## WRITTEN TASK
Retype all the records with nothing changed.

## Entries taken from a collection

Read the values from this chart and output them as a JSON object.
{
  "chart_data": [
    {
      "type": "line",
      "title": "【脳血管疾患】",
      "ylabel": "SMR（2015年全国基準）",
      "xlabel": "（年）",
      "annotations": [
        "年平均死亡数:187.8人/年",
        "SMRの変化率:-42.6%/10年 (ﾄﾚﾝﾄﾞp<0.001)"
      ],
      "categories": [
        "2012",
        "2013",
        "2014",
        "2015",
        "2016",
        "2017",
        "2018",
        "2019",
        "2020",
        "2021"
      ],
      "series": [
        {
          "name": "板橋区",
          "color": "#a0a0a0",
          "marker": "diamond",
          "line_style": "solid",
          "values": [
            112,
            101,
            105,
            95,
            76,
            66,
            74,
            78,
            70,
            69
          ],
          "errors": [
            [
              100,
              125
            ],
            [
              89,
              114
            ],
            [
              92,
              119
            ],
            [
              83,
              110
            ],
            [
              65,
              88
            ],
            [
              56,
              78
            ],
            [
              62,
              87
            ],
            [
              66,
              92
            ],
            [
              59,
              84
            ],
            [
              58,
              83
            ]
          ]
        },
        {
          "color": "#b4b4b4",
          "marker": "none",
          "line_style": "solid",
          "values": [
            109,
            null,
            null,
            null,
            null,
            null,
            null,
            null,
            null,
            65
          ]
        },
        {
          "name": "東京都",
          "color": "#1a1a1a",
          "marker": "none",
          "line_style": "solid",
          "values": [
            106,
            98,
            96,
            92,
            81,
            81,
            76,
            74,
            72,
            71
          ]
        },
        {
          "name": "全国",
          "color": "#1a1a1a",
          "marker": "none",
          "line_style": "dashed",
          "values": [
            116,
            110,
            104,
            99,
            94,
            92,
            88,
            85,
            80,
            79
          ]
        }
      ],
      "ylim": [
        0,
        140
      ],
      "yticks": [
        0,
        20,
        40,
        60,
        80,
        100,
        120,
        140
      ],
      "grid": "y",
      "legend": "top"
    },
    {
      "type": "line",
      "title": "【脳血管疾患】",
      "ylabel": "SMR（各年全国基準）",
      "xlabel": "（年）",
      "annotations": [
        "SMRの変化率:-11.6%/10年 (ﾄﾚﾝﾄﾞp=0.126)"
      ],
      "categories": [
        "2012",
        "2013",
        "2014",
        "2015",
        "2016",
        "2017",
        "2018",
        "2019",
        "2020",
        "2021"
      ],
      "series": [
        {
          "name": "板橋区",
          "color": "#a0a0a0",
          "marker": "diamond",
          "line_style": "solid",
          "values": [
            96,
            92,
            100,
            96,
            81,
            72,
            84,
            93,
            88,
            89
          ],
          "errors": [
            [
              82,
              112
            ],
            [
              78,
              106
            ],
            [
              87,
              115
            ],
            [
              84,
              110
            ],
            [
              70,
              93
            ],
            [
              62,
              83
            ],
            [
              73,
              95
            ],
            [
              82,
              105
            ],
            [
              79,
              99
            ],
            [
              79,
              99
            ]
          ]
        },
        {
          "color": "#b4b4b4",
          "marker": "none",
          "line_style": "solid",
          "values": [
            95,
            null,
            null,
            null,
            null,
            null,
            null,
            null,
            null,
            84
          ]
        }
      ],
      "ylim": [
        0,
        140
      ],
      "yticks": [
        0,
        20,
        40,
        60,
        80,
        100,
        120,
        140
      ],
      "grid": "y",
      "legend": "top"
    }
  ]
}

## CORRECT OUTPUT
Read the values from this chart and output them as a JSON object.
{
  "chart_data": [
    {
      "type": "line",
      "title": "【脳血管疾患】",
      "ylabel": "SMR（2015年全国基準）",
      "xlabel": "（年）",
      "annotations": [
        "年平均死亡数:187.8人/年",
        "SMRの変化率:-42.6%/10年 (ﾄﾚﾝﾄﾞp<0.001)"
      ],
      "categories": [
        "2012",
        "2013",
        "2014",
        "2015",
        "2016",
        "2017",
        "2018",
        "2019",
        "2020",
        "2021"
      ],
      "series": [
        {
          "name": "板橋区",
          "color": "#a0a0a0",
          "marker": "diamond",
          "line_style": "solid",
          "values": [
            112,
            101,
            105,
            95,
            76,
            66,
            74,
            78,
            70,
            69
          ],
          "errors": [
            [
              100,
              125
            ],
            [
              89,
              114
            ],
            [
              92,
              119
            ],
            [
              83,
              110
            ],
            [
              65,
              88
            ],
            [
              56,
              78
            ],
            [
              62,
              87
            ],
            [
              66,
              92
            ],
            [
              59,
              84
            ],
            [
              58,
              83
            ]
          ]
        },
        {
          "color": "#b4b4b4",
          "marker": "none",
          "line_style": "solid",
          "values": [
            109,
            null,
            null,
            null,
            null,
            null,
            null,
            null,
            null,
            65
          ]
        },
        {
          "name": "東京都",
          "color": "#1a1a1a",
          "marker": "none",
          "line_style": "solid",
          "values": [
            106,
            98,
            96,
            92,
            81,
            81,
            76,
            74,
            72,
            71
          ]
        },
        {
          "name": "全国",
          "color": "#1a1a1a",
          "marker": "none",
          "line_style": "dashed",
          "values": [
            116,
            110,
            104,
            99,
            94,
            92,
            88,
            85,
            80,
            79
          ]
        }
      ],
      "ylim": [
        0,
        140
      ],
      "yticks": [
        0,
        20,
        40,
        60,
        80,
        100,
        120,
        140
      ],
      "grid": "y",
      "legend": "top"
    },
    {
      "type": "line",
      "title": "【脳血管疾患】",
      "ylabel": "SMR（各年全国基準）",
      "xlabel": "（年）",
      "annotations": [
        "SMRの変化率:-11.6%/10年 (ﾄﾚﾝﾄﾞp=0.126)"
      ],
      "categories": [
        "2012",
        "2013",
        "2014",
        "2015",
        "2016",
        "2017",
        "2018",
        "2019",
        "2020",
        "2021"
      ],
      "series": [
        {
          "name": "板橋区",
          "color": "#a0a0a0",
          "marker": "diamond",
          "line_style": "solid",
          "values": [
            96,
            92,
            100,
            96,
            81,
            72,
            84,
            93,
            88,
            89
          ],
          "errors": [
            [
              82,
              112
            ],
            [
              78,
              106
            ],
            [
              87,
              115
            ],
            [
              84,
              110
            ],
            [
              70,
              93
            ],
            [
              62,
              83
            ],
            [
              73,
              95
            ],
            [
              82,
              105
            ],
            [
              79,
              99
            ],
            [
              79,
              99
            ]
          ]
        },
        {
          "color": "#b4b4b4",
          "marker": "none",
          "line_style": "solid",
          "values": [
            95,
            null,
            null,
            null,
            null,
            null,
            null,
            null,
            null,
            84
          ]
        }
      ],
      "ylim": [
        0,
        140
      ],
      "yticks": [
        0,
        20,
        40,
        60,
        80,
        100,
        120,
        140
      ],
      "grid": "y",
      "legend": "top"
    }
  ]
}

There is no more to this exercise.